* BEGIN Supplied entries *

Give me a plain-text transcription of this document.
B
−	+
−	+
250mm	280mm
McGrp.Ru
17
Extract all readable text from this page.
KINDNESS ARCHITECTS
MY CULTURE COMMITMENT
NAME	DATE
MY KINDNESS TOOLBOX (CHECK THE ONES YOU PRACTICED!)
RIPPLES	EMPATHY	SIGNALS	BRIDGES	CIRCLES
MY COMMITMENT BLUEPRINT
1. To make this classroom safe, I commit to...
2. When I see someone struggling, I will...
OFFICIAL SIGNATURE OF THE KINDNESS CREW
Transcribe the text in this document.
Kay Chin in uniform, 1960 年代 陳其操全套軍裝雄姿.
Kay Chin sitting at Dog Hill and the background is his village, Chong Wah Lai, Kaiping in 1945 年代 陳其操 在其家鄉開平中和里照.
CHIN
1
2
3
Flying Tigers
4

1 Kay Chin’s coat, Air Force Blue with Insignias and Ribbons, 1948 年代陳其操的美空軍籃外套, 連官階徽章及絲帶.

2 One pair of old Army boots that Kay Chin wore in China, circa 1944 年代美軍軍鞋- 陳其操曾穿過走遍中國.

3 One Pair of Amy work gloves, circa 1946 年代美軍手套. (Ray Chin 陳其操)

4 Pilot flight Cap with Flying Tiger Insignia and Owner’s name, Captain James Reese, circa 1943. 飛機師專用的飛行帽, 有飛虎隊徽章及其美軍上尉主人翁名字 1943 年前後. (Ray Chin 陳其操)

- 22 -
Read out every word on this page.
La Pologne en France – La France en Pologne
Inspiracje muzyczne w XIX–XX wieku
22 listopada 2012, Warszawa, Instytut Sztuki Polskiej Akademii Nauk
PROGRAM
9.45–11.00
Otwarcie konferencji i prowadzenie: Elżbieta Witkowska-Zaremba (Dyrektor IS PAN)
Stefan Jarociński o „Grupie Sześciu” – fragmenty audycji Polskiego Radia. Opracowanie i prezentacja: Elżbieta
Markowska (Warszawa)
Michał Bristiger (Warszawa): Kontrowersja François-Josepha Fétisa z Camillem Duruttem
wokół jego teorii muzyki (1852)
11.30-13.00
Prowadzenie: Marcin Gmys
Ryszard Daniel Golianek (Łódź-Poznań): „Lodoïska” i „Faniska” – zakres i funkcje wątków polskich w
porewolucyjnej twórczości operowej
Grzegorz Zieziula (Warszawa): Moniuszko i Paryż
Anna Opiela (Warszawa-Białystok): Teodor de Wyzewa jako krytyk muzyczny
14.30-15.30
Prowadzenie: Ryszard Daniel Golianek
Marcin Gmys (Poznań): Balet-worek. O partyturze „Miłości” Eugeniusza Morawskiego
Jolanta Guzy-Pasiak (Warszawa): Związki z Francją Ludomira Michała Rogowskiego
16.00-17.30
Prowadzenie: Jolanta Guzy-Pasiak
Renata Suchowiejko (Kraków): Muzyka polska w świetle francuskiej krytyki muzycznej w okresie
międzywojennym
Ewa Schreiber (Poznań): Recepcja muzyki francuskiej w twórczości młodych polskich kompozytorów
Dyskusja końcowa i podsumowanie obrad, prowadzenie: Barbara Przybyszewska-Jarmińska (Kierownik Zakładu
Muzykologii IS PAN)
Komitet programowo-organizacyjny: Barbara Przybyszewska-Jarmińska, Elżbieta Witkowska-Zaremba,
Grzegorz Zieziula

* END Supplied entries *

= What to work on =
Repeat the material in full, exactly as it stands.

= Response =
Give me a plain-text transcription of this document.
B
−	+
−	+
250mm	280mm
McGrp.Ru
17
Extract all readable text from this page.
KINDNESS ARCHITECTS
MY CULTURE COMMITMENT
NAME	DATE
MY KINDNESS TOOLBOX (CHECK THE ONES YOU PRACTICED!)
RIPPLES	EMPATHY	SIGNALS	BRIDGES	CIRCLES
MY COMMITMENT BLUEPRINT
1. To make this classroom safe, I commit to...
2. When I see someone struggling, I will...
OFFICIAL SIGNATURE OF THE KINDNESS CREW
Transcribe the text in this document.
Kay Chin in uniform, 1960 年代 陳其操全套軍裝雄姿.
Kay Chin sitting at Dog Hill and the background is his village, Chong Wah Lai, Kaiping in 1945 年代 陳其操 在其家鄉開平中和里照.
CHIN
1
2
3
Flying Tigers
4

1 Kay Chin’s coat, Air Force Blue with Insignias and Ribbons, 1948 年代陳其操的美空軍籃外套, 連官階徽章及絲帶.

2 One pair of old Army boots that Kay Chin wore in China, circa 1944 年代美軍軍鞋- 陳其操曾穿過走遍中國.

3 One Pair of Amy work gloves, circa 1946 年代美軍手套. (Ray Chin 陳其操)

4 Pilot flight Cap with Flying Tiger Insignia and Owner’s name, Captain James Reese, circa 1943. 飛機師專用的飛行帽, 有飛虎隊徽章及其美軍上尉主人翁名字 1943 年前後. (Ray Chin 陳其操)

- 22 -
Read out every word on this page.
La Pologne en France – La France en Pologne
Inspiracje muzyczne w XIX–XX wieku
22 listopada 2012, Warszawa, Instytut Sztuki Polskiej Akademii Nauk
PROGRAM
9.45–11.00
Otwarcie konferencji i prowadzenie: Elżbieta Witkowska-Zaremba (Dyrektor IS PAN)
Stefan Jarociński o „Grupie Sześciu” – fragmenty audycji Polskiego Radia. Opracowanie i prezentacja: Elżbieta
Markowska (Warszawa)
Michał Bristiger (Warszawa): Kontrowersja François-Josepha Fétisa z Camillem Duruttem
wokół jego teorii muzyki (1852)
11.30-13.00
Prowadzenie: Marcin Gmys
Ryszard Daniel Golianek (Łódź-Poznań): „Lodoïska” i „Faniska” – zakres i funkcje wątków polskich w
porewolucyjnej twórczości operowej
Grzegorz Zieziula (Warszawa): Moniuszko i Paryż
Anna Opiela (Warszawa-Białystok): Teodor de Wyzewa jako krytyk muzyczny
14.30-15.30
Prowadzenie: Ryszard Daniel Golianek
Marcin Gmys (Poznań): Balet-worek. O partyturze „Miłości” Eugeniusza Morawskiego
Jolanta Guzy-Pasiak (Warszawa): Związki z Francją Ludomira Michała Rogowskiego
16.00-17.30
Prowadzenie: Jolanta Guzy-Pasiak
Renata Suchowiejko (Kraków): Muzyka polska w świetle francuskiej krytyki muzycznej w okresie
międzywojennym
Ewa Schreiber (Poznań): Recepcja muzyki francuskiej w twórczości młodych polskich kompozytorów
Dyskusja końcowa i podsumowanie obrad, prowadzenie: Barbara Przybyszewska-Jarmińska (Kierownik Zakładu
Muzykologii IS PAN)
Komitet programowo-organizacyjny: Barbara Przybyszewska-Jarmińska, Elżbieta Witkowska-Zaremba,
Grzegorz Zieziula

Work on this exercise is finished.